# [Instruction]
Copy every line from the records below that holds the word "Calmette".

# [Records shown]

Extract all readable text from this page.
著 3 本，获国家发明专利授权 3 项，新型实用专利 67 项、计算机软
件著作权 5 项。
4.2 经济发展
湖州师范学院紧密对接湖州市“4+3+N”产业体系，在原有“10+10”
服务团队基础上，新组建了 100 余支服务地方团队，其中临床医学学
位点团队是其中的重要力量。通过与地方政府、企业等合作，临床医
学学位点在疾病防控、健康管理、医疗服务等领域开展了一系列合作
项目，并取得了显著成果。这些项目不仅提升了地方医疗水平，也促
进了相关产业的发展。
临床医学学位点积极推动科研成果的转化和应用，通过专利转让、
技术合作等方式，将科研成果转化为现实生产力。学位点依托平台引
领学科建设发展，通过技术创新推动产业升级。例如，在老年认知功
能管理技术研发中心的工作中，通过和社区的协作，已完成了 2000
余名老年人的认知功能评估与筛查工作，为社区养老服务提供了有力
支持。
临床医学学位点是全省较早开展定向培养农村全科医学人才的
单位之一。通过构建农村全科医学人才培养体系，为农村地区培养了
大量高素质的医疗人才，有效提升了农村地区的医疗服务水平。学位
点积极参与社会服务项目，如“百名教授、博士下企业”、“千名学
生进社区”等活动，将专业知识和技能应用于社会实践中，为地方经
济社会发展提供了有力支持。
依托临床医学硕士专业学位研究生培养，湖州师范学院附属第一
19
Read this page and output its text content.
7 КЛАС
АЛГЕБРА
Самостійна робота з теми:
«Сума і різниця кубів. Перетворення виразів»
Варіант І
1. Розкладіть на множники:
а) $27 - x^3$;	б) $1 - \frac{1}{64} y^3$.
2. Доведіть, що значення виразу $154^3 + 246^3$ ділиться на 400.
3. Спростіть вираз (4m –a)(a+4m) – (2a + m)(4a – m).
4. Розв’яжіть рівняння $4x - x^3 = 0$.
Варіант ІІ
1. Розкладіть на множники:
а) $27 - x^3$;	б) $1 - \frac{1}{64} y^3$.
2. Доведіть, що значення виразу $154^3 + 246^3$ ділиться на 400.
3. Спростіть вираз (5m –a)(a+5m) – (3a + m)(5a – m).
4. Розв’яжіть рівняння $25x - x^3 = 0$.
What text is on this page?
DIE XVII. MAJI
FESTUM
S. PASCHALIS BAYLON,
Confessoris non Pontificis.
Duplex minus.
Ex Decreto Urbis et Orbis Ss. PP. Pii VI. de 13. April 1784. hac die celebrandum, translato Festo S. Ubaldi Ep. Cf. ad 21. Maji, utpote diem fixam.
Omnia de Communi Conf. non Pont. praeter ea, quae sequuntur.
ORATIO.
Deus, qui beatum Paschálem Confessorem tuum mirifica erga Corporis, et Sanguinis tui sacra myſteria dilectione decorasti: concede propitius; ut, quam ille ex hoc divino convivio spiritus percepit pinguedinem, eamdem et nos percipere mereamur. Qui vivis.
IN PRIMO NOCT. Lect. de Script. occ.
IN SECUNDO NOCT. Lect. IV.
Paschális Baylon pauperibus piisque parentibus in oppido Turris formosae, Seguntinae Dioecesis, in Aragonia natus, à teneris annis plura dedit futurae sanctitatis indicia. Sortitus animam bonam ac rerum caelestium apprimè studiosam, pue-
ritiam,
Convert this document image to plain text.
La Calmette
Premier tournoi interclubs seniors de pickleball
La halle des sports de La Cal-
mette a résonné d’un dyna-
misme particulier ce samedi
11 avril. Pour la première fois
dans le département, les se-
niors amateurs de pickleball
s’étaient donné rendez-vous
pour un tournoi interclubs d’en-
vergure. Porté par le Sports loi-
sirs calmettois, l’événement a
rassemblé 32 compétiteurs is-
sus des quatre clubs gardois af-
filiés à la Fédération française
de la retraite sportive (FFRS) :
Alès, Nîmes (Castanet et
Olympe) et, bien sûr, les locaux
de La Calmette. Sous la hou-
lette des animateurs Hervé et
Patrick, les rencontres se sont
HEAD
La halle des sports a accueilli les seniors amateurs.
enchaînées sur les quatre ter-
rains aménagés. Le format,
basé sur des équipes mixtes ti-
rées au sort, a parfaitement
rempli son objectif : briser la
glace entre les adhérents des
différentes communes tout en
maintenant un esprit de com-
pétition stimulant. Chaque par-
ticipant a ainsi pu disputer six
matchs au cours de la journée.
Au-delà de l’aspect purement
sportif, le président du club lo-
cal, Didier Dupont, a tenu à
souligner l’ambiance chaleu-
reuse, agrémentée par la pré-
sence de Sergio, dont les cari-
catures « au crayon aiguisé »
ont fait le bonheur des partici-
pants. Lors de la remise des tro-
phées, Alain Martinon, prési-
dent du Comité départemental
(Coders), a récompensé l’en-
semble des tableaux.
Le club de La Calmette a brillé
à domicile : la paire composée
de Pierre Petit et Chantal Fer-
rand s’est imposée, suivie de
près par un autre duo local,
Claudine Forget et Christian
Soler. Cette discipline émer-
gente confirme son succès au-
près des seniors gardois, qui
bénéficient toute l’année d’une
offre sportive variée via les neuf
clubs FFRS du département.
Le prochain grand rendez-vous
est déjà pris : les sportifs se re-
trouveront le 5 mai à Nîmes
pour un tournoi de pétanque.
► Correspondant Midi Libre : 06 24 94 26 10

# [Written reply]
La Calmette
de La Calmette. Sous la hou-
Le club de La Calmette a brillé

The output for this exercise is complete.